* **AIM OF THE TASK**:
Gather all lines with the word "text" in them.

* **Figure record listings**:
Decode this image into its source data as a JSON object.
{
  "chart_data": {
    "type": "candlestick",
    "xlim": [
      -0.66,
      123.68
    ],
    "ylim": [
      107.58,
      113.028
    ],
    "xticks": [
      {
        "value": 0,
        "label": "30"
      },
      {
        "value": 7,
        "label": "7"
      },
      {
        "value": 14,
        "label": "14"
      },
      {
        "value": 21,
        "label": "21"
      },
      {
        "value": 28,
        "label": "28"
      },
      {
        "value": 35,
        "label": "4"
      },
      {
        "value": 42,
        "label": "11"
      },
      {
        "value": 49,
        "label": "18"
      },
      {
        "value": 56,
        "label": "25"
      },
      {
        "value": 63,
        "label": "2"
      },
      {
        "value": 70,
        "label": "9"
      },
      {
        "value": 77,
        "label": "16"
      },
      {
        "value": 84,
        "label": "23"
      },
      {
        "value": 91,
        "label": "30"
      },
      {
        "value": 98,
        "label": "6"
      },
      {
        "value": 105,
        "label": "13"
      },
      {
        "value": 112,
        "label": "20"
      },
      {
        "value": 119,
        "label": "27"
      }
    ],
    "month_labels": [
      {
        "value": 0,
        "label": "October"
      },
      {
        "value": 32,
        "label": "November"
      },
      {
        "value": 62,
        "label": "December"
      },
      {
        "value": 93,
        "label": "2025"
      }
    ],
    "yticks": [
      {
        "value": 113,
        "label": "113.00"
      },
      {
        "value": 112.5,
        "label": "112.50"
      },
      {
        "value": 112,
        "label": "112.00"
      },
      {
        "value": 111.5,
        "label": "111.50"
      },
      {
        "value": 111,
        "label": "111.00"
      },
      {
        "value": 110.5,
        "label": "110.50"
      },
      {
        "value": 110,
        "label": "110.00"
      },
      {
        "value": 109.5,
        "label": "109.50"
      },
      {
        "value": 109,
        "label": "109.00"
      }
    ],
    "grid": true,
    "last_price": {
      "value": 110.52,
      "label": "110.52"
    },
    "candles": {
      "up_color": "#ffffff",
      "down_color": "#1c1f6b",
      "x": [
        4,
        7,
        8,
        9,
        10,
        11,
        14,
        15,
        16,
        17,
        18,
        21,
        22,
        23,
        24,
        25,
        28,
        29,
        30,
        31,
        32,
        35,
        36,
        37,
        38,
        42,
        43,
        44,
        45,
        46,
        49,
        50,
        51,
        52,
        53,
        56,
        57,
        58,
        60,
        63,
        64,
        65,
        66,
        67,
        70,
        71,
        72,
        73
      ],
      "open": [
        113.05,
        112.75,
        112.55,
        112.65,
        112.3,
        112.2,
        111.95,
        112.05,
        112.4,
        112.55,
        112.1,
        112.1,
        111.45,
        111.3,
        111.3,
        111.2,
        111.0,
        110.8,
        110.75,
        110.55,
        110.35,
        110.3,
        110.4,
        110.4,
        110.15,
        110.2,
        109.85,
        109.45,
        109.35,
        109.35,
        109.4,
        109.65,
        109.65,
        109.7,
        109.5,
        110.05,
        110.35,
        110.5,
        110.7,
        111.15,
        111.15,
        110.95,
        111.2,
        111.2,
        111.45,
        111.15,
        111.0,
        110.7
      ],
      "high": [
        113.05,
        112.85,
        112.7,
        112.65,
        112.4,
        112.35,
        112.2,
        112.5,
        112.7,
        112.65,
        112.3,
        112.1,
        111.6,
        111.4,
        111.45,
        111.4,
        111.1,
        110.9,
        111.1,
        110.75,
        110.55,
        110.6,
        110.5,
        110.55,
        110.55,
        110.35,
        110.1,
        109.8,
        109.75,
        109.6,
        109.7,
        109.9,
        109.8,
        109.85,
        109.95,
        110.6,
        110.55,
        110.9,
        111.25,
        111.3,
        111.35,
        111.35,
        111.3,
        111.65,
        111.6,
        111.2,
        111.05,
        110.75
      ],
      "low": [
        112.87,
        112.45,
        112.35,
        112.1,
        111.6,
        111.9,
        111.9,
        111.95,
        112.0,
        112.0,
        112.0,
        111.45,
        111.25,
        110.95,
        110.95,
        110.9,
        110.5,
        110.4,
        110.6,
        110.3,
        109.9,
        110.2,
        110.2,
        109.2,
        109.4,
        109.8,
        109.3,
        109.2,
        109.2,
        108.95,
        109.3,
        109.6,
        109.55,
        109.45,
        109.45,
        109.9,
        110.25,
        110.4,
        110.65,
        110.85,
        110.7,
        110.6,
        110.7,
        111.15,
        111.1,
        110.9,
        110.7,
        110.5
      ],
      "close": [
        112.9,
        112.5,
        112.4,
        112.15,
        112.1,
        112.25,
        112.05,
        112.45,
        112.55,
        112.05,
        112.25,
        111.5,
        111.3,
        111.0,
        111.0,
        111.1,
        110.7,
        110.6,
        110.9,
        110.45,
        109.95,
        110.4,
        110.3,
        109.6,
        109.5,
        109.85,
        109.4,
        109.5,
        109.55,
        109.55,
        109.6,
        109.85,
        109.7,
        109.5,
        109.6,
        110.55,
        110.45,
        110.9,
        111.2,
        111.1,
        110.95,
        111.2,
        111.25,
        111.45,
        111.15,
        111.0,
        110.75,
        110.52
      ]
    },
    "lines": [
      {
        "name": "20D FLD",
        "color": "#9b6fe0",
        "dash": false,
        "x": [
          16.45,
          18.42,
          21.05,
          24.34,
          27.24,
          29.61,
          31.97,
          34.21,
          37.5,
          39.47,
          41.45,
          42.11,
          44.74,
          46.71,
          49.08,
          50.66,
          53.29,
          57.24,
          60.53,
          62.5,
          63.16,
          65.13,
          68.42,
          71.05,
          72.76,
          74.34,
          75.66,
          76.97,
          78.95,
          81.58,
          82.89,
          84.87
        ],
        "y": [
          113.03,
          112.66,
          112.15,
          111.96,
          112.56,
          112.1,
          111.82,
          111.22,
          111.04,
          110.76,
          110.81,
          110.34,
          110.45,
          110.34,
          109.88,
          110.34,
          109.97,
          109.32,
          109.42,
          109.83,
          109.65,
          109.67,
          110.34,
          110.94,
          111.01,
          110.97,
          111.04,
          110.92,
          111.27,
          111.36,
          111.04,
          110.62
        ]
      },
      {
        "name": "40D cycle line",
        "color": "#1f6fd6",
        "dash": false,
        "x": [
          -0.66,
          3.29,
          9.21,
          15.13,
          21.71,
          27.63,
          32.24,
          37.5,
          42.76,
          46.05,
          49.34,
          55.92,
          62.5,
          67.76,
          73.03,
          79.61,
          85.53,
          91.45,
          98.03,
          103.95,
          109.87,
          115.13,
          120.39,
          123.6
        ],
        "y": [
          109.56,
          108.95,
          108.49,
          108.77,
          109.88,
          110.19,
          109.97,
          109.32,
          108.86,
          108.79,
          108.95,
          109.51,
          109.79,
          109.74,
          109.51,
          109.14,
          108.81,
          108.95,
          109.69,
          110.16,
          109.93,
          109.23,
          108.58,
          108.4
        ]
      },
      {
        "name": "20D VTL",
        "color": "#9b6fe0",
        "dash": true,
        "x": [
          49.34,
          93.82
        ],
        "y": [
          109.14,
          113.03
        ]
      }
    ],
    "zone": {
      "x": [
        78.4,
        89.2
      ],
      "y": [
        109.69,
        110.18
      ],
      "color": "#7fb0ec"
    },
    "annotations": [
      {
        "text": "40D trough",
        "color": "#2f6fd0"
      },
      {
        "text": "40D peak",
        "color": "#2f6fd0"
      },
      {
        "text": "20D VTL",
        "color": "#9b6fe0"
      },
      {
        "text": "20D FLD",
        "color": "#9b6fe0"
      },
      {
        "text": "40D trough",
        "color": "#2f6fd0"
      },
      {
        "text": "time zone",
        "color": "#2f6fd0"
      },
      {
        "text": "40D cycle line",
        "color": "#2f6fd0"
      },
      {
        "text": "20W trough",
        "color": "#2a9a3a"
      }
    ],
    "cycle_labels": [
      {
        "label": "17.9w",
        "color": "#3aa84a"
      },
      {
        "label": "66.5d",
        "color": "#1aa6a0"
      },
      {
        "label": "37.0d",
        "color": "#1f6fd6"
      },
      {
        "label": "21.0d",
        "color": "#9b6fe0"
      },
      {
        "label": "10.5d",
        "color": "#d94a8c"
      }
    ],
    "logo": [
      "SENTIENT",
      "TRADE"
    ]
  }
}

* **RESPONSE TO THE EXERCISE**:
        "text": "40D trough",
        "text": "40D peak",
        "text": "20D VTL",
        "text": "20D FLD",
        "text": "40D trough",
        "text": "time zone",
        "text": "40D cycle line",
        "text": "20W trough",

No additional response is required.